Your goal: Return the records that follow unaltered. Omit every picture.
..............................
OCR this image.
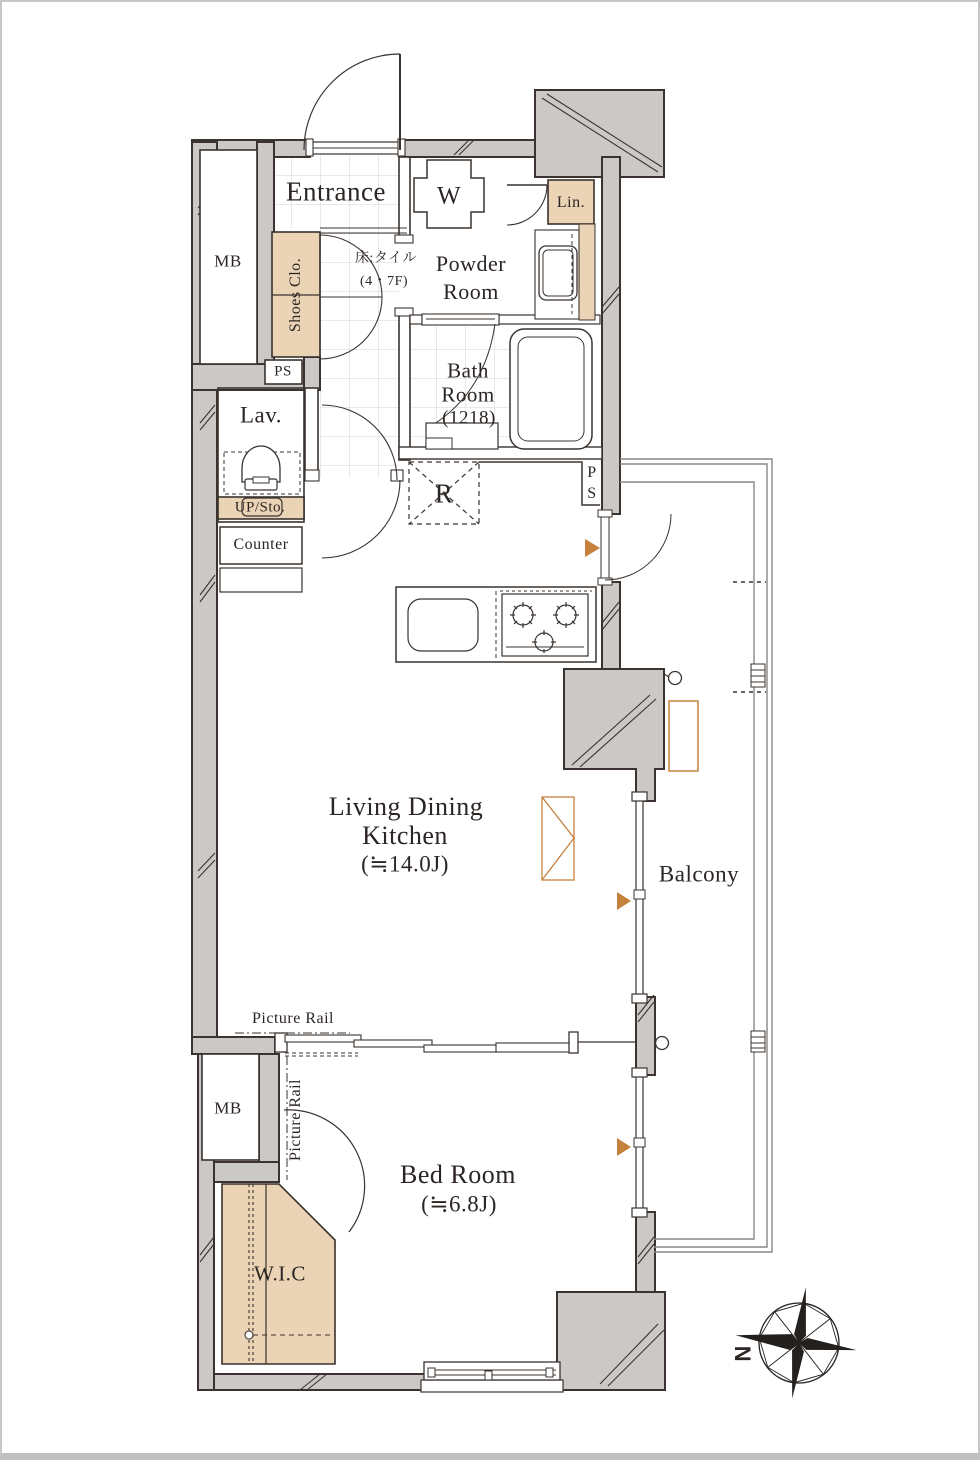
Entrance
MB	Shoes Clo.
PS
床:タイル
(4・7F)
W
Powder
Room
Lin.
Bath
Room
(1218)
Lav.
UP/Sto.
Counter
R
P
S
Living Dining
Kitchen
(≒14.0J)	Balcony
Picture Rail
Picture Rail
MB
W.I.C
Bed Room
(≒6.8J)
N
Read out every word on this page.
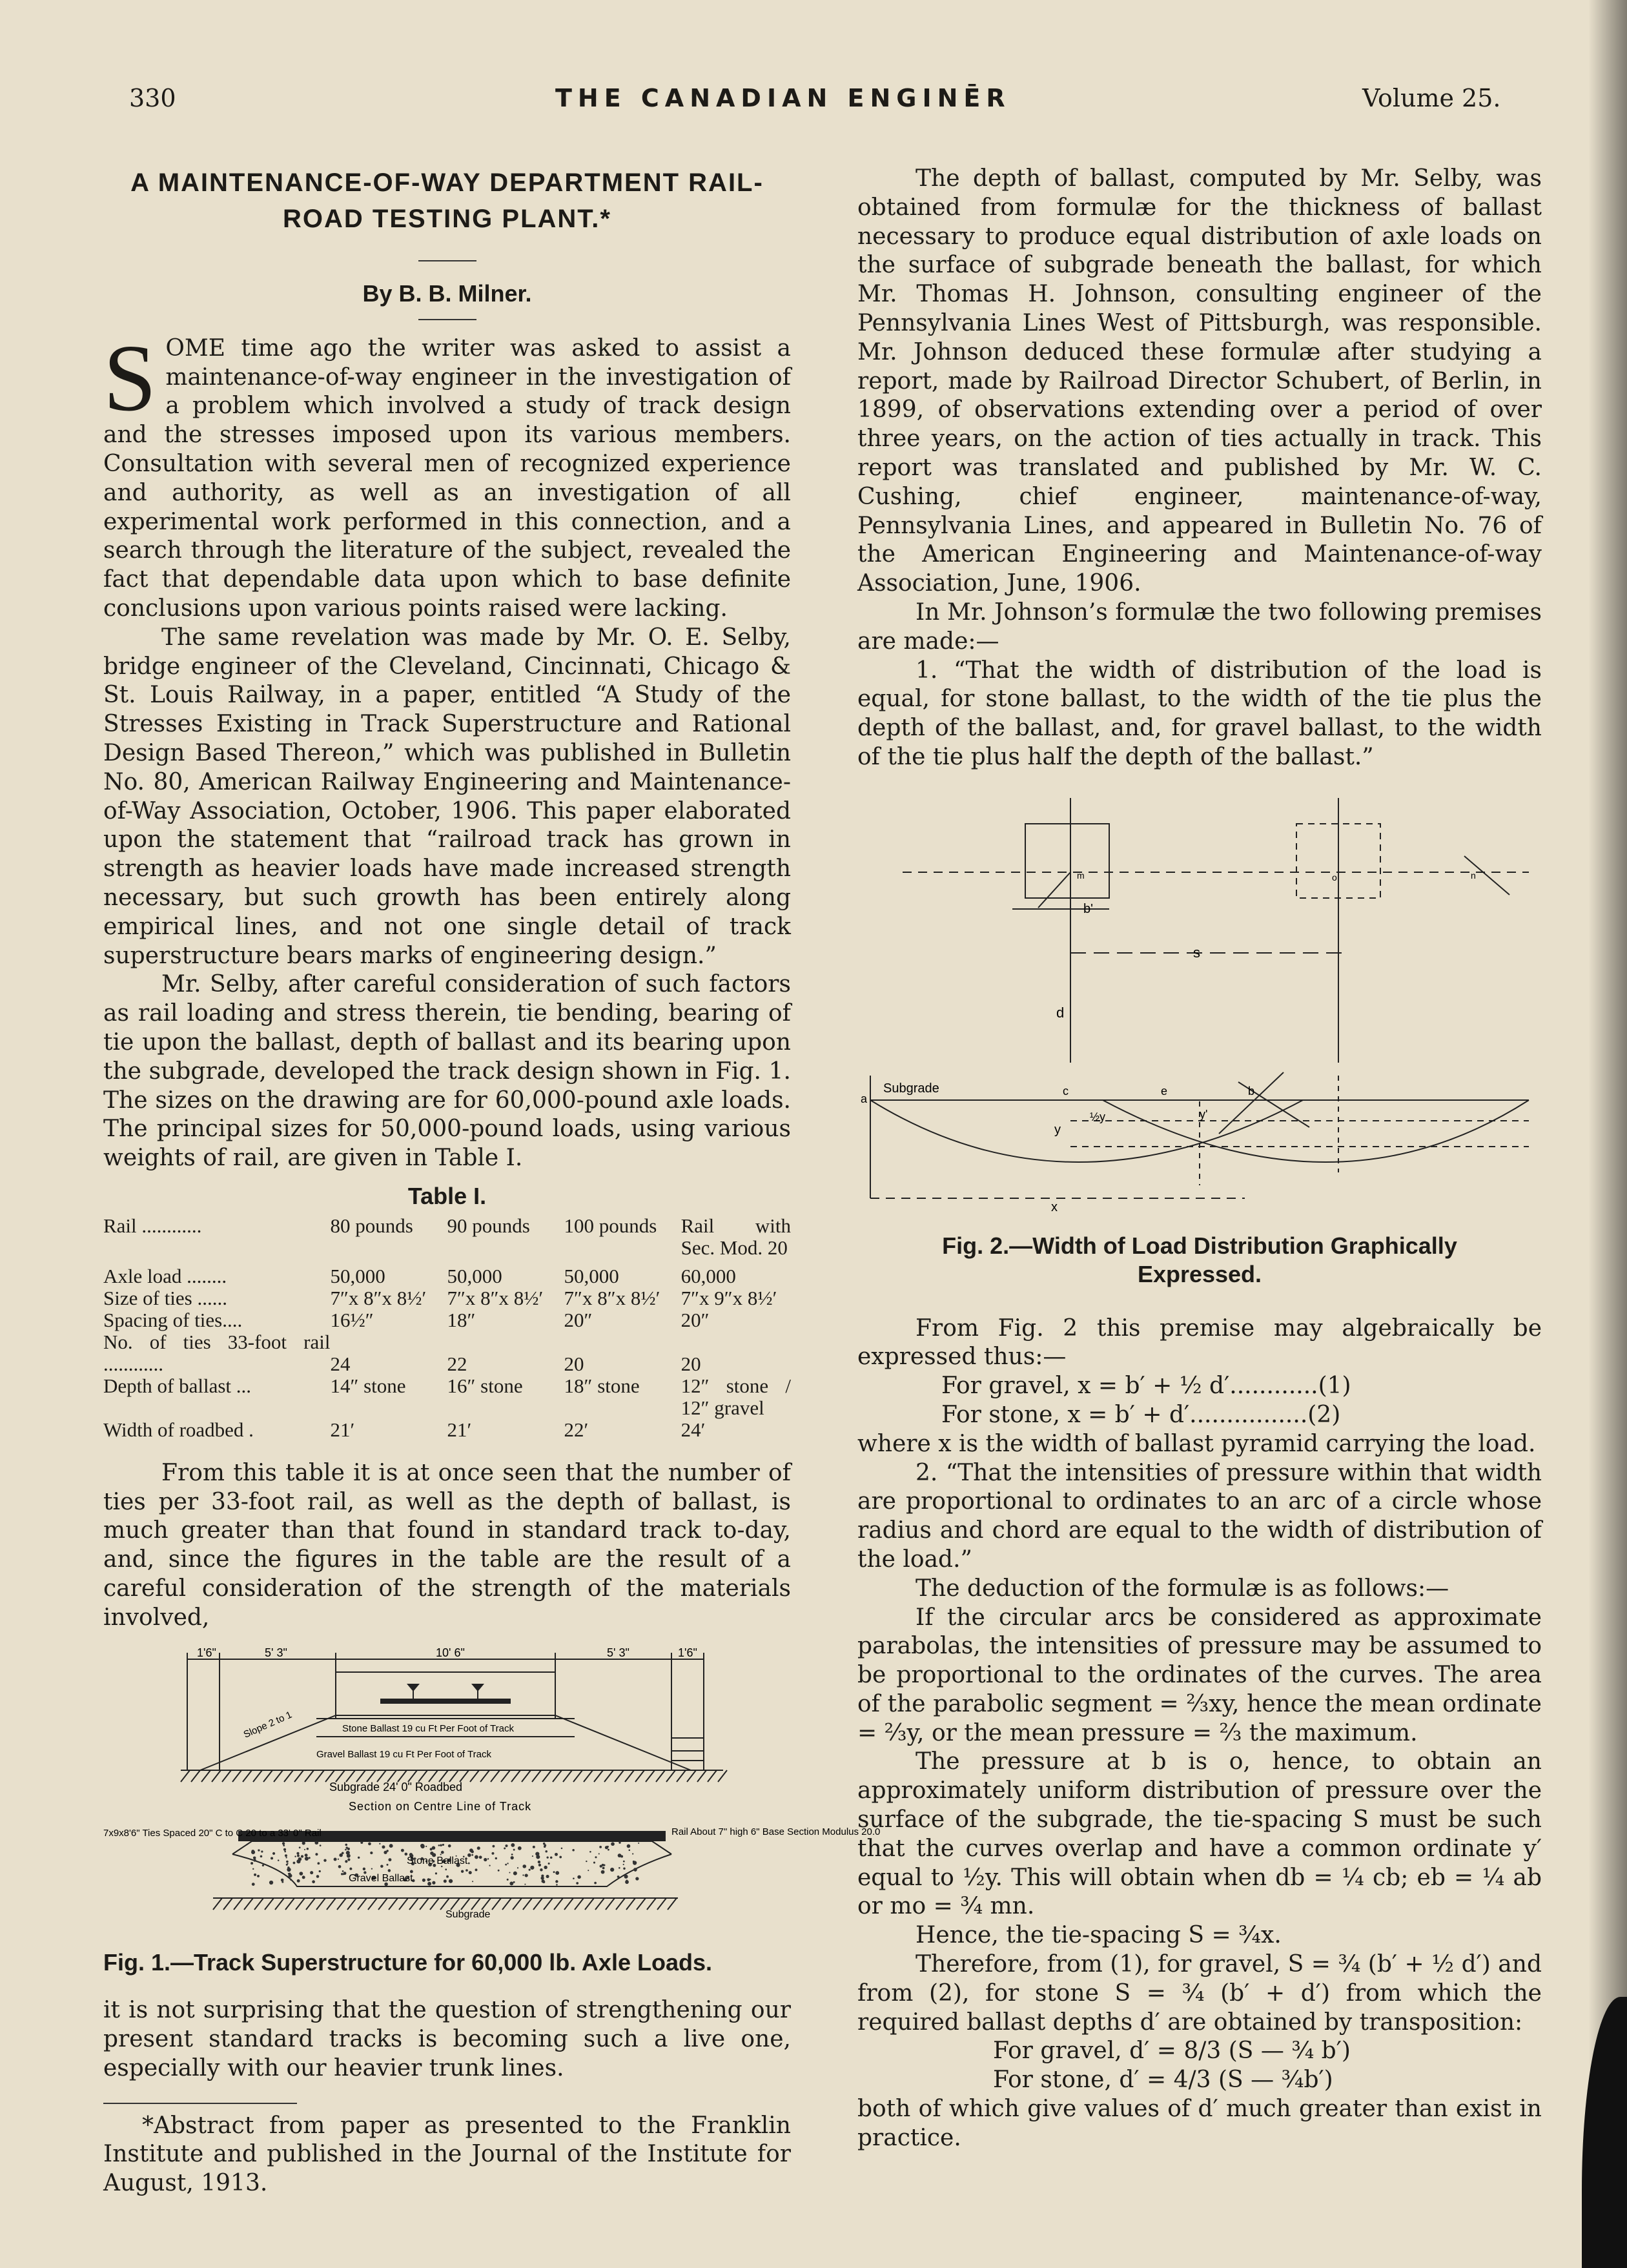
330	THE CANADIAN ENGINĒR	Volume 25.
A MAINTENANCE-OF-WAY DEPARTMENT RAIL-
ROAD TESTING PLANT.*
By B. B. Milner.

SOME time ago the writer was asked to assist a maintenance-of-way engineer in the investigation of a problem which involved a study of track design and the stresses imposed upon its various members. Consultation with several men of recognized experience and authority, as well as an investigation of all experimental work performed in this connection, and a search through the literature of the subject, revealed the fact that dependable data upon which to base definite conclusions upon various points raised were lacking.

The same revelation was made by Mr. O. E. Selby, bridge engineer of the Cleveland, Cincinnati, Chicago & St. Louis Railway, in a paper, entitled “A Study of the Stresses Existing in Track Superstructure and Rational Design Based Thereon,” which was published in Bulletin No. 80, American Railway Engineering and Maintenance-of-Way Association, October, 1906. This paper elaborated upon the statement that “railroad track has grown in strength as heavier loads have made increased strength necessary, but such growth has been entirely along empirical lines, and not one single detail of track superstructure bears marks of engineering design.”

Mr. Selby, after careful consideration of such factors as rail loading and stress therein, tie bending, bearing of tie upon the ballast, depth of ballast and its bearing upon the subgrade, developed the track design shown in Fig. 1. The sizes on the drawing are for 60,000-pound axle loads. The principal sizes for 50,000-pound loads, using various weights of rail, are given in Table I.

Table I.
Rail ............	80 pounds	90 pounds	100 pounds	Rail with Sec. Mod. 20

Axle load ........	50,000	50,000	50,000	60,000
Size of ties ......	7″x 8″x 8½′	7″x 8″x 8½′	7″x 8″x 8½′	7″x 9″x 8½′
Spacing of ties....	16½″	18″	20″	20″
No. of ties 33-foot rail ............	24	22	20	20
Depth of ballast ...	14″ stone	16″ stone	18″ stone	12″ stone / 12″ gravel
Width of roadbed .	21′	21′	22′	24′

From this table it is at once seen that the number of ties per 33-foot rail, as well as the depth of ballast, is much greater than that found in standard track to-day, and, since the figures in the table are the result of a careful consideration of the strength of the materials involved,

1'6"	5' 3"	10' 6"	5' 3"	1'6"
Stone Ballast 19 cu Ft Per Foot of Track
Gravel Ballast 19 cu Ft Per Foot of Track
Slope 2 to 1
Subgrade 24' 0" Roadbed
Section on Centre Line of Track
7x9x8'6" Ties Spaced 20" C to C 20 to a 33' 0" Rail	Rail About 7" high 6" Base Section Modulus 20.0
Stone Ballast
Gravel Ballast
Subgrade
Fig. 1.—Track Superstructure for 60,000 lb. Axle Loads.

it is not surprising that the question of strengthening our present standard tracks is becoming such a live one, especially with our heavier trunk lines.

*Abstract from paper as presented to the Franklin Institute and published in the Journal of the Institute for August, 1913.

The depth of ballast, computed by Mr. Selby, was obtained from formulæ for the thickness of ballast necessary to produce equal distribution of axle loads on the surface of subgrade beneath the ballast, for which Mr. Thomas H. Johnson, consulting engineer of the Pennsylvania Lines West of Pittsburgh, was responsible. Mr. Johnson deduced these formulæ after studying a report, made by Railroad Director Schubert, of Berlin, in 1899, of observations extending over a period of over three years, on the action of ties actually in track. This report was translated and published by Mr. W. C. Cushing, chief engineer, maintenance-of-way, Pennsylvania Lines, and appeared in Bulletin No. 76 of the American Engineering and Maintenance-of-way Association, June, 1906.

In Mr. Johnson’s formulæ the two following premises are made:—

1. “That the width of distribution of the load is equal, for stone ballast, to the width of the tie plus the depth of the ballast, and, for gravel ballast, to the width of the tie plus half the depth of the ballast.”

Subgrade
s
b'
d
x
y
½y	y'
a
b
c	e
m	n
o
Fig. 2.—Width of Load Distribution Graphically Expressed.

From Fig. 2 this premise may algebraically be expressed thus:—

For gravel, x = b′ + ½ d′............(1)

For stone, x = b′ + d′................(2)

where x is the width of ballast pyramid carrying the load.

2. “That the intensities of pressure within that width are proportional to ordinates to an arc of a circle whose radius and chord are equal to the width of distribution of the load.”

The deduction of the formulæ is as follows:—

If the circular arcs be considered as approximate parabolas, the intensities of pressure may be assumed to be proportional to the ordinates of the curves. The area of the parabolic segment = ⅔xy, hence the mean ordinate = ⅔y, or the mean pressure = ⅔ the maximum.

The pressure at b is o, hence, to obtain an approximately uniform distribution of pressure over the surface of the subgrade, the tie-spacing S must be such that the curves overlap and have a common ordinate y′ equal to ½y. This will obtain when db = ¼ cb; eb = ¼ ab or mo = ¾ mn.

Hence, the tie-spacing S = ¾x.

Therefore, from (1), for gravel, S = ¾ (b′ + ½ d′) and from (2), for stone S = ¾ (b′ + d′) from which the required ballast depths d′ are obtained by transposition:

For gravel, d′ = 8/3 (S — ¾ b′)

For stone, d′ = 4/3 (S — ¾b′)

both of which give values of d′ much greater than exist in practice.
..............................
Worked answer:
OCR this image.
Entrance
MB	Shoes Clo.
PS
床:タイル
(4・7F)
W
Powder
Room
Lin.
Bath
Room
(1218)
Lav.
UP/Sto.
Counter
R
P
S
Living Dining
Kitchen
(≒14.0J)	Balcony
Picture Rail
Picture Rail
MB
W.I.C
Bed Room
(≒6.8J)
N
Read out every word on this page.
330	THE CANADIAN ENGINĒR	Volume 25.
A MAINTENANCE-OF-WAY DEPARTMENT RAIL-
ROAD TESTING PLANT.*
By B. B. Milner.

SOME time ago the writer was asked to assist a maintenance-of-way engineer in the investigation of a problem which involved a study of track design and the stresses imposed upon its various members. Consultation with several men of recognized experience and authority, as well as an investigation of all experimental work performed in this connection, and a search through the literature of the subject, revealed the fact that dependable data upon which to base definite conclusions upon various points raised were lacking.

The same revelation was made by Mr. O. E. Selby, bridge engineer of the Cleveland, Cincinnati, Chicago & St. Louis Railway, in a paper, entitled “A Study of the Stresses Existing in Track Superstructure and Rational Design Based Thereon,” which was published in Bulletin No. 80, American Railway Engineering and Maintenance-of-Way Association, October, 1906. This paper elaborated upon the statement that “railroad track has grown in strength as heavier loads have made increased strength necessary, but such growth has been entirely along empirical lines, and not one single detail of track superstructure bears marks of engineering design.”

Mr. Selby, after careful consideration of such factors as rail loading and stress therein, tie bending, bearing of tie upon the ballast, depth of ballast and its bearing upon the subgrade, developed the track design shown in Fig. 1. The sizes on the drawing are for 60,000-pound axle loads. The principal sizes for 50,000-pound loads, using various weights of rail, are given in Table I.

Table I.
Rail ............	80 pounds	90 pounds	100 pounds	Rail with Sec. Mod. 20

Axle load ........	50,000	50,000	50,000	60,000
Size of ties ......	7″x 8″x 8½′	7″x 8″x 8½′	7″x 8″x 8½′	7″x 9″x 8½′
Spacing of ties....	16½″	18″	20″	20″
No. of ties 33-foot rail ............	24	22	20	20
Depth of ballast ...	14″ stone	16″ stone	18″ stone	12″ stone / 12″ gravel
Width of roadbed .	21′	21′	22′	24′

From this table it is at once seen that the number of ties per 33-foot rail, as well as the depth of ballast, is much greater than that found in standard track to-day, and, since the figures in the table are the result of a careful consideration of the strength of the materials involved,

1'6"	5' 3"	10' 6"	5' 3"	1'6"
Stone Ballast 19 cu Ft Per Foot of Track
Gravel Ballast 19 cu Ft Per Foot of Track
Slope 2 to 1
Subgrade 24' 0" Roadbed
Section on Centre Line of Track
7x9x8'6" Ties Spaced 20" C to C 20 to a 33' 0" Rail	Rail About 7" high 6" Base Section Modulus 20.0
Stone Ballast
Gravel Ballast
Subgrade
Fig. 1.—Track Superstructure for 60,000 lb. Axle Loads.

it is not surprising that the question of strengthening our present standard tracks is becoming such a live one, especially with our heavier trunk lines.

*Abstract from paper as presented to the Franklin Institute and published in the Journal of the Institute for August, 1913.

The depth of ballast, computed by Mr. Selby, was obtained from formulæ for the thickness of ballast necessary to produce equal distribution of axle loads on the surface of subgrade beneath the ballast, for which Mr. Thomas H. Johnson, consulting engineer of the Pennsylvania Lines West of Pittsburgh, was responsible. Mr. Johnson deduced these formulæ after studying a report, made by Railroad Director Schubert, of Berlin, in 1899, of observations extending over a period of over three years, on the action of ties actually in track. This report was translated and published by Mr. W. C. Cushing, chief engineer, maintenance-of-way, Pennsylvania Lines, and appeared in Bulletin No. 76 of the American Engineering and Maintenance-of-way Association, June, 1906.

In Mr. Johnson’s formulæ the two following premises are made:—

1. “That the width of distribution of the load is equal, for stone ballast, to the width of the tie plus the depth of the ballast, and, for gravel ballast, to the width of the tie plus half the depth of the ballast.”

Subgrade
s
b'
d
x
y
½y	y'
a
b
c	e
m	n
o
Fig. 2.—Width of Load Distribution Graphically Expressed.

From Fig. 2 this premise may algebraically be expressed thus:—

For gravel, x = b′ + ½ d′............(1)

For stone, x = b′ + d′................(2)

where x is the width of ballast pyramid carrying the load.

2. “That the intensities of pressure within that width are proportional to ordinates to an arc of a circle whose radius and chord are equal to the width of distribution of the load.”

The deduction of the formulæ is as follows:—

If the circular arcs be considered as approximate parabolas, the intensities of pressure may be assumed to be proportional to the ordinates of the curves. The area of the parabolic segment = ⅔xy, hence the mean ordinate = ⅔y, or the mean pressure = ⅔ the maximum.

The pressure at b is o, hence, to obtain an approximately uniform distribution of pressure over the surface of the subgrade, the tie-spacing S must be such that the curves overlap and have a common ordinate y′ equal to ½y. This will obtain when db = ¼ cb; eb = ¼ ab or mo = ¾ mn.

Hence, the tie-spacing S = ¾x.

Therefore, from (1), for gravel, S = ¾ (b′ + ½ d′) and from (2), for stone S = ¾ (b′ + d′) from which the required ballast depths d′ are obtained by transposition:

For gravel, d′ = 8/3 (S — ¾ b′)

For stone, d′ = 4/3 (S — ¾b′)

both of which give values of d′ much greater than exist in practice.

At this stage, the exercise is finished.